# [Task statement]
Every record that follows must be duplicated exactly, with images left out.

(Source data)

>>

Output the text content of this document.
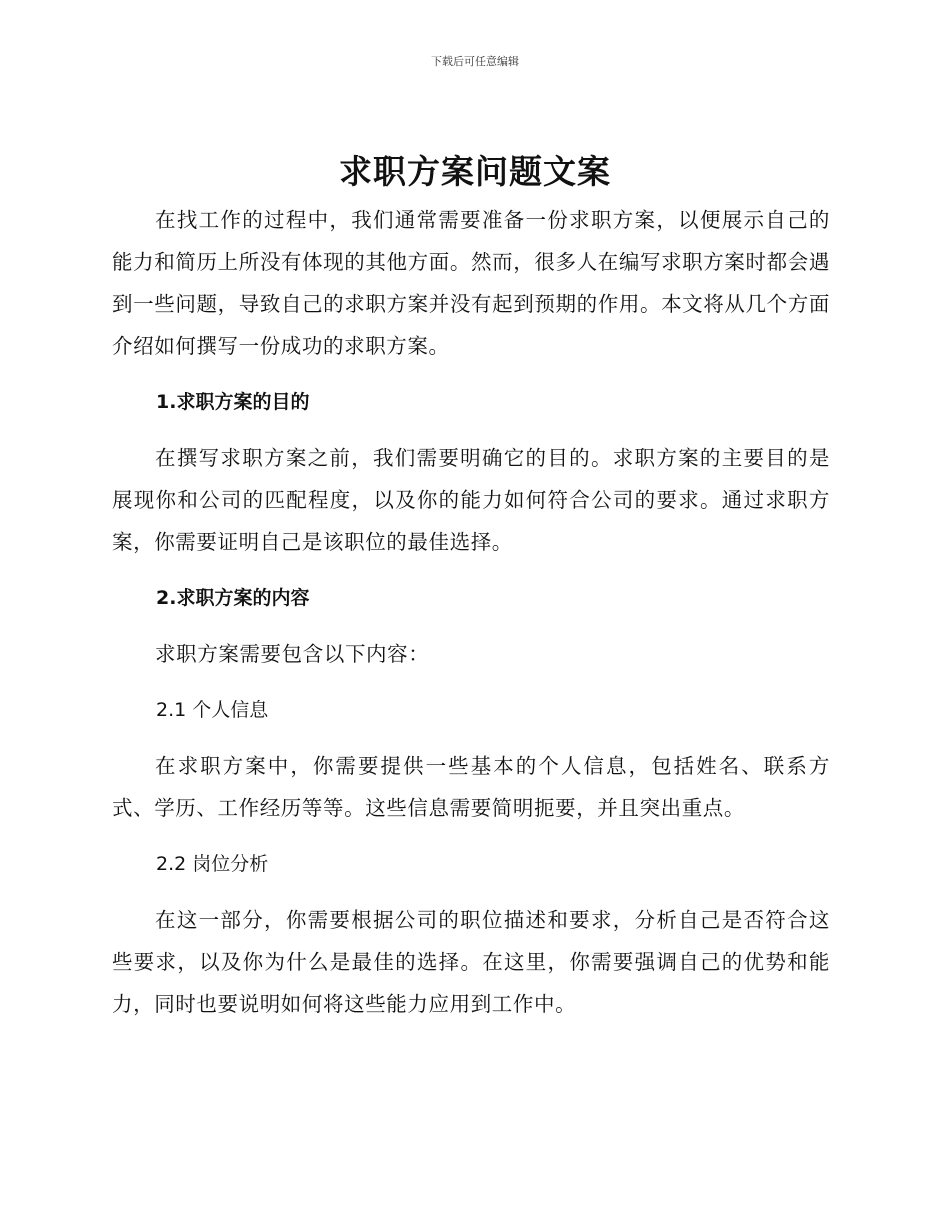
下载后可任意编辑
求职方案问题文案

在找工作的过程中，我们通常需要准备一份求职方案，以便展示自己的能力和简历上所没有体现的其他方面。然而，很多人在编写求职方案时都会遇到一些问题，导致自己的求职方案并没有起到预期的作用。本文将从几个方面介绍如何撰写一份成功的求职方案。

1.求职方案的目的

在撰写求职方案之前，我们需要明确它的目的。求职方案的主要目的是展现你和公司的匹配程度，以及你的能力如何符合公司的要求。通过求职方案，你需要证明自己是该职位的最佳选择。

2.求职方案的内容

求职方案需要包含以下内容：

2.1 个人信息

在求职方案中，你需要提供一些基本的个人信息，包括姓名、联系方式、学历、工作经历等等。这些信息需要简明扼要，并且突出重点。

2.2 岗位分析

在这一部分，你需要根据公司的职位描述和要求，分析自己是否符合这些要求，以及你为什么是最佳的选择。在这里，你需要强调自己的优势和能力，同时也要说明如何将这些能力应用到工作中。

<<

# [Full response]
Output the text content of this document.
下载后可任意编辑
求职方案问题文案

在找工作的过程中，我们通常需要准备一份求职方案，以便展示自己的能力和简历上所没有体现的其他方面。然而，很多人在编写求职方案时都会遇到一些问题，导致自己的求职方案并没有起到预期的作用。本文将从几个方面介绍如何撰写一份成功的求职方案。

1.求职方案的目的

在撰写求职方案之前，我们需要明确它的目的。求职方案的主要目的是展现你和公司的匹配程度，以及你的能力如何符合公司的要求。通过求职方案，你需要证明自己是该职位的最佳选择。

2.求职方案的内容

求职方案需要包含以下内容：

2.1 个人信息

在求职方案中，你需要提供一些基本的个人信息，包括姓名、联系方式、学历、工作经历等等。这些信息需要简明扼要，并且突出重点。

2.2 岗位分析

在这一部分，你需要根据公司的职位描述和要求，分析自己是否符合这些要求，以及你为什么是最佳的选择。在这里，你需要强调自己的优势和能力，同时也要说明如何将这些能力应用到工作中。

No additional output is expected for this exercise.